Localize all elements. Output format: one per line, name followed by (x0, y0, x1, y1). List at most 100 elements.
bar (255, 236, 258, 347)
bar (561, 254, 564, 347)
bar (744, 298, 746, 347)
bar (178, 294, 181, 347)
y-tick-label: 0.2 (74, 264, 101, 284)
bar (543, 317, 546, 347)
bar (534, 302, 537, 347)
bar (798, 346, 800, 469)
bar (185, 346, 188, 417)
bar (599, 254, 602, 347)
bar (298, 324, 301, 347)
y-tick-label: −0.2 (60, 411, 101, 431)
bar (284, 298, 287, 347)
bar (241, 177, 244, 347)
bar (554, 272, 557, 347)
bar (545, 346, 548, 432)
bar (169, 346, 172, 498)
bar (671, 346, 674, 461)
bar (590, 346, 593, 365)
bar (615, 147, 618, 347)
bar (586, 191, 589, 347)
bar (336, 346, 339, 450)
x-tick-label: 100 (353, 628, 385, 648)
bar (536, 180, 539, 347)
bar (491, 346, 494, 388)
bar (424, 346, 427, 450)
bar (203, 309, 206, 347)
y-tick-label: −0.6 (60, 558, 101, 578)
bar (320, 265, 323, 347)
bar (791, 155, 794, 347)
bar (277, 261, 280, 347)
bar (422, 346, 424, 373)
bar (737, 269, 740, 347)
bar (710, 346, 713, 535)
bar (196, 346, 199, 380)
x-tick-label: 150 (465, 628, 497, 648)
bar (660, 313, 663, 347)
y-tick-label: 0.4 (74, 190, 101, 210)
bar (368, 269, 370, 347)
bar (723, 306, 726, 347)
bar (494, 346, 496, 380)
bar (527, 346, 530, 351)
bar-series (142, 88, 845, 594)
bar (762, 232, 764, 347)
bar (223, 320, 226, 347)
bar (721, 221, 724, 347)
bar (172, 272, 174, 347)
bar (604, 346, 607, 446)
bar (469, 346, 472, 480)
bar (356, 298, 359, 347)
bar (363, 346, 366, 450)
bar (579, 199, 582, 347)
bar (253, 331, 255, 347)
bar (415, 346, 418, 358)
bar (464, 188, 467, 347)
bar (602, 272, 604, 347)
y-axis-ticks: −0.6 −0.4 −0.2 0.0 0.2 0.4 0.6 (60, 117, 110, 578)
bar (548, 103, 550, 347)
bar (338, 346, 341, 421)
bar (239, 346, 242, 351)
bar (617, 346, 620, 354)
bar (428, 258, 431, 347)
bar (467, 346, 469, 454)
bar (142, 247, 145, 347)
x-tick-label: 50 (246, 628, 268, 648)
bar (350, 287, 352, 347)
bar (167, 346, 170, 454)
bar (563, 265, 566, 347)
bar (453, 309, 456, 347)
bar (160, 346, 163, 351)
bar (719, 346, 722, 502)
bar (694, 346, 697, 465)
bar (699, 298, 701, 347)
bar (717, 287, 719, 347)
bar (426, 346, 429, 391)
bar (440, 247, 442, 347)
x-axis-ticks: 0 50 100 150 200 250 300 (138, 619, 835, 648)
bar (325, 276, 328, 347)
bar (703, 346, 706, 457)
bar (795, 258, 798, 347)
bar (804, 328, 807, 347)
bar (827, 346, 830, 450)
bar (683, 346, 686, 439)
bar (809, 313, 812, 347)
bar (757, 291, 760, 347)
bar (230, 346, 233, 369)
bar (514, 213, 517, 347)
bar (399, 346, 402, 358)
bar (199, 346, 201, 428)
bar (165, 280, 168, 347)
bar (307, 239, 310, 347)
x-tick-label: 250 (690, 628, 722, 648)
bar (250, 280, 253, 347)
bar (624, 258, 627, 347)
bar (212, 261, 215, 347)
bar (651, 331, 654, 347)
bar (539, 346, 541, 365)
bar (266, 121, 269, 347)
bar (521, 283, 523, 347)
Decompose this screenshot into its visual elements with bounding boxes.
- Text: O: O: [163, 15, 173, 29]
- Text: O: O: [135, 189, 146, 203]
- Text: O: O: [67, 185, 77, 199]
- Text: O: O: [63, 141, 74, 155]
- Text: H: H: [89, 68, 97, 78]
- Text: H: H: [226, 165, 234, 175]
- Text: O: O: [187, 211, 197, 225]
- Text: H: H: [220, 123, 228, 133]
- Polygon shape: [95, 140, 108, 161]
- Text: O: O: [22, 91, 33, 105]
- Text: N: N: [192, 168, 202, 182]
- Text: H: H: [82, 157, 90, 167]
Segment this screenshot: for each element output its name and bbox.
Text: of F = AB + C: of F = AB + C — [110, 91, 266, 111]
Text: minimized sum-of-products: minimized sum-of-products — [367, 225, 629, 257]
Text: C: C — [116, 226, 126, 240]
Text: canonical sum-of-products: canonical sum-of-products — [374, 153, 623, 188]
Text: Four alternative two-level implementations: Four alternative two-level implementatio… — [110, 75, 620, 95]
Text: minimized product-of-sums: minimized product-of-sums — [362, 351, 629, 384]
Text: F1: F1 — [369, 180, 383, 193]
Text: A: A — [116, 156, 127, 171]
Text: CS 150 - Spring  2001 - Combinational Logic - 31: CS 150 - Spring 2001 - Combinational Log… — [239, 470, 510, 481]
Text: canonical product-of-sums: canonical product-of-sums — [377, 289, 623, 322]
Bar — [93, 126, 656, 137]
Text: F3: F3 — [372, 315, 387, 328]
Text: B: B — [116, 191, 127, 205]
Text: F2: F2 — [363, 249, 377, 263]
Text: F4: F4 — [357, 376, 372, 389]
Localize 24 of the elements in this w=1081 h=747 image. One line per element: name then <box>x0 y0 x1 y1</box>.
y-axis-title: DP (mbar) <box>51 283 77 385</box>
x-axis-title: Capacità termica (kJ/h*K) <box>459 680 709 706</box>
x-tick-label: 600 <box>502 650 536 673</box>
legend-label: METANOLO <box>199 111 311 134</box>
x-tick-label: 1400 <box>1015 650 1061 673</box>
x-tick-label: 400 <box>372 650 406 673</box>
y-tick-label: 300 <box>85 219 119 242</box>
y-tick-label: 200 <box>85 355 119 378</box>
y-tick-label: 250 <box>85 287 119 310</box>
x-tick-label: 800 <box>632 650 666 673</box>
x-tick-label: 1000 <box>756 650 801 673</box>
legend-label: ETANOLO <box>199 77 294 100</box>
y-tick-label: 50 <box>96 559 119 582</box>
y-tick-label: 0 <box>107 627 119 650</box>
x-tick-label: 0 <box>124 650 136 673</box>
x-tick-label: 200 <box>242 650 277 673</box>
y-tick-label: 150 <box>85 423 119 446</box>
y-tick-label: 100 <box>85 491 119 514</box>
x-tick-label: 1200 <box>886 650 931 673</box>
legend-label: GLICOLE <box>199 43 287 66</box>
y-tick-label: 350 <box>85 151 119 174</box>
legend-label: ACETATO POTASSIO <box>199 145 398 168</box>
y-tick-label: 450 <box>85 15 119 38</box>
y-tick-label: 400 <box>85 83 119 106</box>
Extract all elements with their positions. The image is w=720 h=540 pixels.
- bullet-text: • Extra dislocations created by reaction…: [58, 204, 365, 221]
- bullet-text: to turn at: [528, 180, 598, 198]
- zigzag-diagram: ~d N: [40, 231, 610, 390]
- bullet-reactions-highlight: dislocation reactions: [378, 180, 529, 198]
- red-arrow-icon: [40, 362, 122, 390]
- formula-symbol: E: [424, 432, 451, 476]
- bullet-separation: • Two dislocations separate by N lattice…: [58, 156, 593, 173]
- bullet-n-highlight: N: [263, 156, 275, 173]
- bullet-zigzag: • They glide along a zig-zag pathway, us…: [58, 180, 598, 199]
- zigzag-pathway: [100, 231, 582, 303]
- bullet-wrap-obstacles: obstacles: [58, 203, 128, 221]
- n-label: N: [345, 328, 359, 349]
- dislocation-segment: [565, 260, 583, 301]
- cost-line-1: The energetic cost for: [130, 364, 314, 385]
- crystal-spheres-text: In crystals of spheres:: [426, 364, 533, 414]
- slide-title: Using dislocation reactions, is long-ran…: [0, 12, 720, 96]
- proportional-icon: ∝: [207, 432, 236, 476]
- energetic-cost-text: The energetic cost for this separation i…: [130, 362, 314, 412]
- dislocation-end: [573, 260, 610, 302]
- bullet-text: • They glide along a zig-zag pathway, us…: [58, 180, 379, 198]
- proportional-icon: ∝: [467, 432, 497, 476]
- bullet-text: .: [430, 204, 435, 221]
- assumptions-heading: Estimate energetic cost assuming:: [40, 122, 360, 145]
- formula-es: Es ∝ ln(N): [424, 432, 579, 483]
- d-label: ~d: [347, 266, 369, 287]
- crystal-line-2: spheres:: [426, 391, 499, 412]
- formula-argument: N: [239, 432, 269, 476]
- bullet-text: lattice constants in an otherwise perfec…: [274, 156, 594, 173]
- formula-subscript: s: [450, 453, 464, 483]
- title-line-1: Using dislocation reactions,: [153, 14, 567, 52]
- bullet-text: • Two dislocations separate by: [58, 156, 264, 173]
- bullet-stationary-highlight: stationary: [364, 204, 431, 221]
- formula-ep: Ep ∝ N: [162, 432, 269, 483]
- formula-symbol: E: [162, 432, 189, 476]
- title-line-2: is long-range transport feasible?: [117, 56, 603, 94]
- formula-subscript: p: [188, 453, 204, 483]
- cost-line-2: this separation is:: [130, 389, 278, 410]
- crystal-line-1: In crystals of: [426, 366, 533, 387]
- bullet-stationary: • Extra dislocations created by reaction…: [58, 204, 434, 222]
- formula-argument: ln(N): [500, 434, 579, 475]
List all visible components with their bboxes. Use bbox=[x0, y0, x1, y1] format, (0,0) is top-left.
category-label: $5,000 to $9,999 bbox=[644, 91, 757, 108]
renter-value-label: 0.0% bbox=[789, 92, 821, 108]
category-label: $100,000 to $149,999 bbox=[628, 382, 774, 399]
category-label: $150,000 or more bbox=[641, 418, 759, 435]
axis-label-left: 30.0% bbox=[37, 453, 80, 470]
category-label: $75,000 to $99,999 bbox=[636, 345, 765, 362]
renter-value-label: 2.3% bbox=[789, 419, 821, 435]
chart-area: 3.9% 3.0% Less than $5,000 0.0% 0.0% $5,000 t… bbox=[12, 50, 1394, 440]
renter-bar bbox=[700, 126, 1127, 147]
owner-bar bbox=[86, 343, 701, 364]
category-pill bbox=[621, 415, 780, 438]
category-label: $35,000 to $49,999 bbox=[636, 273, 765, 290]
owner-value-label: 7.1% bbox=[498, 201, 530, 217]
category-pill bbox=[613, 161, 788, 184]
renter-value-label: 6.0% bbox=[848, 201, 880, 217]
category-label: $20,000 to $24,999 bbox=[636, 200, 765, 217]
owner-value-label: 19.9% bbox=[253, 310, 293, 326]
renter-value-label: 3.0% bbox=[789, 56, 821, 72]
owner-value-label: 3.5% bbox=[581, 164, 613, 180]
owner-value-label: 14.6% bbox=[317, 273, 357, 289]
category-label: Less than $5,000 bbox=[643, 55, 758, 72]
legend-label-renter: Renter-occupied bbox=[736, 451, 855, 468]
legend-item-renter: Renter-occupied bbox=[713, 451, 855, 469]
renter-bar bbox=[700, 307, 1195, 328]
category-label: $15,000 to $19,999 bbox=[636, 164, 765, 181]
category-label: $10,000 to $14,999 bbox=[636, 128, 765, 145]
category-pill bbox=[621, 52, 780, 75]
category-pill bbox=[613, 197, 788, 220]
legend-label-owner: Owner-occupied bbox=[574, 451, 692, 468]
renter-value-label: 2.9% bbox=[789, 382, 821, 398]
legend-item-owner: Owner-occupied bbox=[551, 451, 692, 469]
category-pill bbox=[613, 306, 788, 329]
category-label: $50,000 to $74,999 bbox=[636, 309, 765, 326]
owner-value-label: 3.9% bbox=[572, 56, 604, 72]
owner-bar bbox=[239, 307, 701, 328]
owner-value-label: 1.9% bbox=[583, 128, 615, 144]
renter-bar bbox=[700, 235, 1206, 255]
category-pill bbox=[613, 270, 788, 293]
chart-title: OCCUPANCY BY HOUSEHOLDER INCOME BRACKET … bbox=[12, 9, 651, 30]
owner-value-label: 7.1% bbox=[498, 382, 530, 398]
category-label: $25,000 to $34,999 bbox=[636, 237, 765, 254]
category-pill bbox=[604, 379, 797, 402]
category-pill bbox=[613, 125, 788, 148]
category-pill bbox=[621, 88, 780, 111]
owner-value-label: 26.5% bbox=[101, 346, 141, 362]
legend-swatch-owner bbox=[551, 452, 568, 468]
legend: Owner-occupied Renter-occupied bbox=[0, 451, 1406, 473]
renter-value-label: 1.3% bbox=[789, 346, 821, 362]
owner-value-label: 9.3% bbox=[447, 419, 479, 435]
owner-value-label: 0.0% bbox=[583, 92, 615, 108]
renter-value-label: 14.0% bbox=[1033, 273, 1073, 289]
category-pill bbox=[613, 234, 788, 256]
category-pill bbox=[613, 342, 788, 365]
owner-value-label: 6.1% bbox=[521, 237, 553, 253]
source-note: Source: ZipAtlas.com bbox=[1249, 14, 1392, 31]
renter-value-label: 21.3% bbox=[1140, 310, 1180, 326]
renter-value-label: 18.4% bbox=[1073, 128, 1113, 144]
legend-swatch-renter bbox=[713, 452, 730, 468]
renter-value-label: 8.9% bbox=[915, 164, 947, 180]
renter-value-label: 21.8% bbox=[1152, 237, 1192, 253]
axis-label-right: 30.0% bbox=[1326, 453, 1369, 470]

Instructions to follow:
Reproduce, without alteration, the stretch of the material from its beginning through the line containing "bar (827, 346, 830, 450)", both ends included.

Result:
Localize all elements. Output format: one per line, name followed by (x0, y0, x1, y1). List at most 100 elements.
bar (255, 236, 258, 347)
bar (561, 254, 564, 347)
bar (744, 298, 746, 347)
bar (178, 294, 181, 347)
y-tick-label: 0.2 (74, 264, 101, 284)
bar (543, 317, 546, 347)
bar (534, 302, 537, 347)
bar (798, 346, 800, 469)
bar (185, 346, 188, 417)
bar (599, 254, 602, 347)
bar (298, 324, 301, 347)
y-tick-label: −0.2 (60, 411, 101, 431)
bar (284, 298, 287, 347)
bar (241, 177, 244, 347)
bar (554, 272, 557, 347)
bar (545, 346, 548, 432)
bar (169, 346, 172, 498)
bar (671, 346, 674, 461)
bar (590, 346, 593, 365)
bar (615, 147, 618, 347)
bar (586, 191, 589, 347)
bar (336, 346, 339, 450)
x-tick-label: 100 (353, 628, 385, 648)
bar (536, 180, 539, 347)
bar (491, 346, 494, 388)
bar (424, 346, 427, 450)
bar (203, 309, 206, 347)
y-tick-label: −0.6 (60, 558, 101, 578)
bar (320, 265, 323, 347)
bar (791, 155, 794, 347)
bar (277, 261, 280, 347)
bar (422, 346, 424, 373)
bar (737, 269, 740, 347)
bar (710, 346, 713, 535)
bar (196, 346, 199, 380)
x-tick-label: 150 (465, 628, 497, 648)
bar (660, 313, 663, 347)
y-tick-label: 0.4 (74, 190, 101, 210)
bar (368, 269, 370, 347)
bar (723, 306, 726, 347)
bar (494, 346, 496, 380)
bar (527, 346, 530, 351)
bar-series (142, 88, 845, 594)
bar (762, 232, 764, 347)
bar (223, 320, 226, 347)
bar (721, 221, 724, 347)
bar (172, 272, 174, 347)
bar (604, 346, 607, 446)
bar (469, 346, 472, 480)
bar (356, 298, 359, 347)
bar (363, 346, 366, 450)
bar (579, 199, 582, 347)
bar (253, 331, 255, 347)
bar (415, 346, 418, 358)
bar (464, 188, 467, 347)
bar (602, 272, 604, 347)
y-axis-ticks: −0.6 −0.4 −0.2 0.0 0.2 0.4 0.6 (60, 117, 110, 578)
bar (548, 103, 550, 347)
bar (338, 346, 341, 421)
bar (239, 346, 242, 351)
bar (617, 346, 620, 354)
bar (428, 258, 431, 347)
bar (467, 346, 469, 454)
bar (142, 247, 145, 347)
x-tick-label: 50 (246, 628, 268, 648)
bar (350, 287, 352, 347)
bar (167, 346, 170, 454)
bar (563, 265, 566, 347)
bar (453, 309, 456, 347)
bar (160, 346, 163, 351)
bar (719, 346, 722, 502)
bar (694, 346, 697, 465)
bar (699, 298, 701, 347)
bar (717, 287, 719, 347)
bar (426, 346, 429, 391)
bar (440, 247, 442, 347)
x-axis-ticks: 0 50 100 150 200 250 300 (138, 619, 835, 648)
bar (325, 276, 328, 347)
bar (703, 346, 706, 457)
bar (795, 258, 798, 347)
bar (804, 328, 807, 347)
bar (827, 346, 830, 450)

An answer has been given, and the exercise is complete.